## Work instructions
Using the records below, copy out exactly the line that contains "Output a JSON" and every line that follows it, up to and including the last, and no others.

* BEGIN Supplied material *

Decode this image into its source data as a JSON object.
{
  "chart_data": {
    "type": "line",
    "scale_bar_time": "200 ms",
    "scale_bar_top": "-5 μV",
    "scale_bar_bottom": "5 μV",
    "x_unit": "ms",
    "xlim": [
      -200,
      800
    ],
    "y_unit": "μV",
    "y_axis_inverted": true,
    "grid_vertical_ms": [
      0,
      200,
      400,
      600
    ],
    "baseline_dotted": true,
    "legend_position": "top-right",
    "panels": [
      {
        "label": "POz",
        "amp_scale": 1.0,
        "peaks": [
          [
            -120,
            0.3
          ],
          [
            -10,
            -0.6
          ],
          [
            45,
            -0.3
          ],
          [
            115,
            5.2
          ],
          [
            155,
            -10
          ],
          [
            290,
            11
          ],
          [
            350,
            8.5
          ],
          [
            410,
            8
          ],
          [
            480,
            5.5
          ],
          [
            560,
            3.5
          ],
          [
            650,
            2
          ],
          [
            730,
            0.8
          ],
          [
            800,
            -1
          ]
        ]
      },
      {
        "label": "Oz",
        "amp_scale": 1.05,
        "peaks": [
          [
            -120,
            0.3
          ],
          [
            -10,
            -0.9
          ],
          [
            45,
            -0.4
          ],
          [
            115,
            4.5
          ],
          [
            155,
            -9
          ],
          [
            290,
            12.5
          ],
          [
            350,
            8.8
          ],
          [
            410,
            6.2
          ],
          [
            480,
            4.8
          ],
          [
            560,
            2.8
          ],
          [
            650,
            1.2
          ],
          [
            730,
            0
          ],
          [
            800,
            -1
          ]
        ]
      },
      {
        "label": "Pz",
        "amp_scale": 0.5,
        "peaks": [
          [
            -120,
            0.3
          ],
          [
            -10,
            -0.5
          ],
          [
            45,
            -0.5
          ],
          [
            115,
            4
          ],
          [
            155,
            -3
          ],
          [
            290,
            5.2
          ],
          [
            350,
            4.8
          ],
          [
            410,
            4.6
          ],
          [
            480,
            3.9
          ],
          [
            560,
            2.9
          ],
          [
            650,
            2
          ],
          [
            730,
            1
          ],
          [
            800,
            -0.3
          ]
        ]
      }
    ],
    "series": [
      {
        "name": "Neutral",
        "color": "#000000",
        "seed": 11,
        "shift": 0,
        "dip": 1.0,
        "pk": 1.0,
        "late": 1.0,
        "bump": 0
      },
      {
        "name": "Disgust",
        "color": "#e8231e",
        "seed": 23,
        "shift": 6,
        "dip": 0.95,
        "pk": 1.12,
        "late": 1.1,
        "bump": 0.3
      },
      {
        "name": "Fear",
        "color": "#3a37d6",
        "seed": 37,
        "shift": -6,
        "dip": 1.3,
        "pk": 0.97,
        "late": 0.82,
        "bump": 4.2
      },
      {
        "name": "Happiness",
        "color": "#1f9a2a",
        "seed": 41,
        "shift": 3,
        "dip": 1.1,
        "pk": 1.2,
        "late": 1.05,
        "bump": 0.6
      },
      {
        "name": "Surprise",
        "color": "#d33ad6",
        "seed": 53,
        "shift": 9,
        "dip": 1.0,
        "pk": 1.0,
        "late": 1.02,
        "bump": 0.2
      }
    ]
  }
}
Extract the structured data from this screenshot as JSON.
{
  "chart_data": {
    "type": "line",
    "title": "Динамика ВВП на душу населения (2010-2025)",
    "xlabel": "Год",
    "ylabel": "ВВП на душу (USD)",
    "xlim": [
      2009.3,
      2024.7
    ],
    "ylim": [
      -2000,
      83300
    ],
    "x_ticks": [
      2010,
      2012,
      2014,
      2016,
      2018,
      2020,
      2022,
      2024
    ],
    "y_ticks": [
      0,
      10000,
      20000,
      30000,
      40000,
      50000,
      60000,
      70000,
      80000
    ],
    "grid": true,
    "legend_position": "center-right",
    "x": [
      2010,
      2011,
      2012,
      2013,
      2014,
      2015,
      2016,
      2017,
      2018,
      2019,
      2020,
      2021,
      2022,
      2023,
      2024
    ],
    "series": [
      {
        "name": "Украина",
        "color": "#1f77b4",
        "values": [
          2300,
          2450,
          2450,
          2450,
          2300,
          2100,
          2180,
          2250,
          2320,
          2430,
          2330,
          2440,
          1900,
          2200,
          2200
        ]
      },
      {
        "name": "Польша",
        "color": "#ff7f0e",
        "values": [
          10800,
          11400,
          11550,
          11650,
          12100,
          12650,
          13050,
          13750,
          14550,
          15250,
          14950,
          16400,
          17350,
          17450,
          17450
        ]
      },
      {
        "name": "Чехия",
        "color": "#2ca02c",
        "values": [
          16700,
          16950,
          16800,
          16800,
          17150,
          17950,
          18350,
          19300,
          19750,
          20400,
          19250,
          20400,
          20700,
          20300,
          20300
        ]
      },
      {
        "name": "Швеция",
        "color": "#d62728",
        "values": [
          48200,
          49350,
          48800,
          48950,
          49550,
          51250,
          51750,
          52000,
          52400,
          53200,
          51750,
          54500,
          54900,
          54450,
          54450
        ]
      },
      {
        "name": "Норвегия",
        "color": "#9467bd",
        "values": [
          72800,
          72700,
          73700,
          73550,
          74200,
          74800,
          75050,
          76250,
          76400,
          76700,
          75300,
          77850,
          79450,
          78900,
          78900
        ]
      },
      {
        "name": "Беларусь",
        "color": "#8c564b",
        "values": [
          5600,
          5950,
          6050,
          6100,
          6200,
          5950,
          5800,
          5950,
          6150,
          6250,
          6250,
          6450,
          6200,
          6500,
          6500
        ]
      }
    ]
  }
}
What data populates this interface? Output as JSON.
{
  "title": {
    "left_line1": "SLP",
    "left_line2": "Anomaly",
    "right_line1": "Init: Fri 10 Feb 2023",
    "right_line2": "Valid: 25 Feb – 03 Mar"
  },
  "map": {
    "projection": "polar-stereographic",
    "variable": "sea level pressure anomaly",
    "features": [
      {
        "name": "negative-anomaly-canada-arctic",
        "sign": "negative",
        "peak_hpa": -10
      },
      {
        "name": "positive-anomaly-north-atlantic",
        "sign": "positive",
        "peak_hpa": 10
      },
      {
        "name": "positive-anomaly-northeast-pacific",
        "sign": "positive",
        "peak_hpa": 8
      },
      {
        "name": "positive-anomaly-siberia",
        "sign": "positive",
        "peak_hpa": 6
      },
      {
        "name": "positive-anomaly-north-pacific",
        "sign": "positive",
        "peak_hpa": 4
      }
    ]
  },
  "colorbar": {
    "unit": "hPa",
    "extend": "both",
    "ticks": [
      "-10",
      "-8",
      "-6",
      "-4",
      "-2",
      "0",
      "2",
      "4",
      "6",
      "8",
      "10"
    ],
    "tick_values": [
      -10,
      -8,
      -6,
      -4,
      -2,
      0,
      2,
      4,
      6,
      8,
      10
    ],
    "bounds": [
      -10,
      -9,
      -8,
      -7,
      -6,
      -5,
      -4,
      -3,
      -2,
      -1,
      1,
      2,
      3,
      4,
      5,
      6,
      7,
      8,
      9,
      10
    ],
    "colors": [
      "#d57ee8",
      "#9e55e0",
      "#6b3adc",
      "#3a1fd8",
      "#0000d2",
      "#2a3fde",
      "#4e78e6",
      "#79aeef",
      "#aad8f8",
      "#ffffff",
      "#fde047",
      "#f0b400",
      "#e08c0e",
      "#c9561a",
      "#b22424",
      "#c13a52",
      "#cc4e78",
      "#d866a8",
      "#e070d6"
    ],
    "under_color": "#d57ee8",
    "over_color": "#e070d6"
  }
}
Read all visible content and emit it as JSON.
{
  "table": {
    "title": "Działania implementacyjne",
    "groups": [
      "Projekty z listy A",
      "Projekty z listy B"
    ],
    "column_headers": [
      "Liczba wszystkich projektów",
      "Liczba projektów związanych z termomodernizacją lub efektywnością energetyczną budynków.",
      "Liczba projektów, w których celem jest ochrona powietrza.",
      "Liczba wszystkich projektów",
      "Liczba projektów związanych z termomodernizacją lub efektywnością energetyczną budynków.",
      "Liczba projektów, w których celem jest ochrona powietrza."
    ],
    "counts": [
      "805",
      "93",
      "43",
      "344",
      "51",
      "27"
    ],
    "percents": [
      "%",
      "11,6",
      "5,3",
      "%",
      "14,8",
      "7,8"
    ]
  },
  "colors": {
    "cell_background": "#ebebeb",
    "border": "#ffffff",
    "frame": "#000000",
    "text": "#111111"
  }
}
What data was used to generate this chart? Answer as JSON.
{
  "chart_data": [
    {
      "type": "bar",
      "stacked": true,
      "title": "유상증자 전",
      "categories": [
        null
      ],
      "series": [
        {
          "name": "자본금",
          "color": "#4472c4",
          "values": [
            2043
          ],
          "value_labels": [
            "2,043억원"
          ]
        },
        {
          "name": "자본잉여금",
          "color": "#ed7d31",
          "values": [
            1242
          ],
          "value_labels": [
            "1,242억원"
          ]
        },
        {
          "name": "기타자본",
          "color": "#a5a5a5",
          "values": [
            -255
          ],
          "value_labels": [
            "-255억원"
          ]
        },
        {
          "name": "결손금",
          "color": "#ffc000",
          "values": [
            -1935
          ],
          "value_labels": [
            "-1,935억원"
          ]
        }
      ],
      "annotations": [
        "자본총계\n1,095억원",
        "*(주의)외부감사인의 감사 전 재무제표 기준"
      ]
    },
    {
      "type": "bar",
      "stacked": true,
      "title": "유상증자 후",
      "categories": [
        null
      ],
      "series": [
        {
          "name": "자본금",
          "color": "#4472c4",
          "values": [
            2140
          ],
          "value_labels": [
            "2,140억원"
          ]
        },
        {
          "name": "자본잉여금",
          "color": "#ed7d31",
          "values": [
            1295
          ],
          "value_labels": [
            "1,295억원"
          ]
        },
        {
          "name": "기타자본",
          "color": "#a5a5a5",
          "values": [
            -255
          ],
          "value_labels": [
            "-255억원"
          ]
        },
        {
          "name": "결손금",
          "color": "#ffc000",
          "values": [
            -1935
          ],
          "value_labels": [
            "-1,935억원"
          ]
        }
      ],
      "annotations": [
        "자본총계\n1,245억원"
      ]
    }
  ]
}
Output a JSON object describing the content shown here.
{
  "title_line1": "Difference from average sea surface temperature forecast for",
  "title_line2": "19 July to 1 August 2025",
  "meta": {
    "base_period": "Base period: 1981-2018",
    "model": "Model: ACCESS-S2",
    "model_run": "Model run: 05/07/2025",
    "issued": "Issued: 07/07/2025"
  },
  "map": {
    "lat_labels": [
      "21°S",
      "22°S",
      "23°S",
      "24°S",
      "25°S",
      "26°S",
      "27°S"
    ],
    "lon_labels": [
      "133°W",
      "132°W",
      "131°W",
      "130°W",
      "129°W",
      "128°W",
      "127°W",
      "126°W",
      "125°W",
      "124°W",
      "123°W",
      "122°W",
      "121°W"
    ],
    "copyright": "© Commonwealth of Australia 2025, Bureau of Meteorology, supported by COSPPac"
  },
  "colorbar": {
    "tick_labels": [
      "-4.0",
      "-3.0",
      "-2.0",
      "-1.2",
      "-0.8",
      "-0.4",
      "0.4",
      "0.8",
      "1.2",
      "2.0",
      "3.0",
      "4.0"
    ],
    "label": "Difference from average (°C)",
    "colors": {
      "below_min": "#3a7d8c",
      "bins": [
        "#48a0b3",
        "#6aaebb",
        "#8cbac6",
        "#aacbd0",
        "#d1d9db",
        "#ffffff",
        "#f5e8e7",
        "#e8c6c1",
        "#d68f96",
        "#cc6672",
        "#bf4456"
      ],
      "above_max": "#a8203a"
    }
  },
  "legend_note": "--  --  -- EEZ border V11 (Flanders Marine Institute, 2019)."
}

* END Supplied material *

## Answer to this exercise
Output a JSON object describing the content shown here.
{
  "title_line1": "Difference from average sea surface temperature forecast for",
  "title_line2": "19 July to 1 August 2025",
  "meta": {
    "base_period": "Base period: 1981-2018",
    "model": "Model: ACCESS-S2",
    "model_run": "Model run: 05/07/2025",
    "issued": "Issued: 07/07/2025"
  },
  "map": {
    "lat_labels": [
      "21°S",
      "22°S",
      "23°S",
      "24°S",
      "25°S",
      "26°S",
      "27°S"
    ],
    "lon_labels": [
      "133°W",
      "132°W",
      "131°W",
      "130°W",
      "129°W",
      "128°W",
      "127°W",
      "126°W",
      "125°W",
      "124°W",
      "123°W",
      "122°W",
      "121°W"
    ],
    "copyright": "© Commonwealth of Australia 2025, Bureau of Meteorology, supported by COSPPac"
  },
  "colorbar": {
    "tick_labels": [
      "-4.0",
      "-3.0",
      "-2.0",
      "-1.2",
      "-0.8",
      "-0.4",
      "0.4",
      "0.8",
      "1.2",
      "2.0",
      "3.0",
      "4.0"
    ],
    "label": "Difference from average (°C)",
    "colors": {
      "below_min": "#3a7d8c",
      "bins": [
        "#48a0b3",
        "#6aaebb",
        "#8cbac6",
        "#aacbd0",
        "#d1d9db",
        "#ffffff",
        "#f5e8e7",
        "#e8c6c1",
        "#d68f96",
        "#cc6672",
        "#bf4456"
      ],
      "above_max": "#a8203a"
    }
  },
  "legend_note": "--  --  -- EEZ border V11 (Flanders Marine Institute, 2019)."
}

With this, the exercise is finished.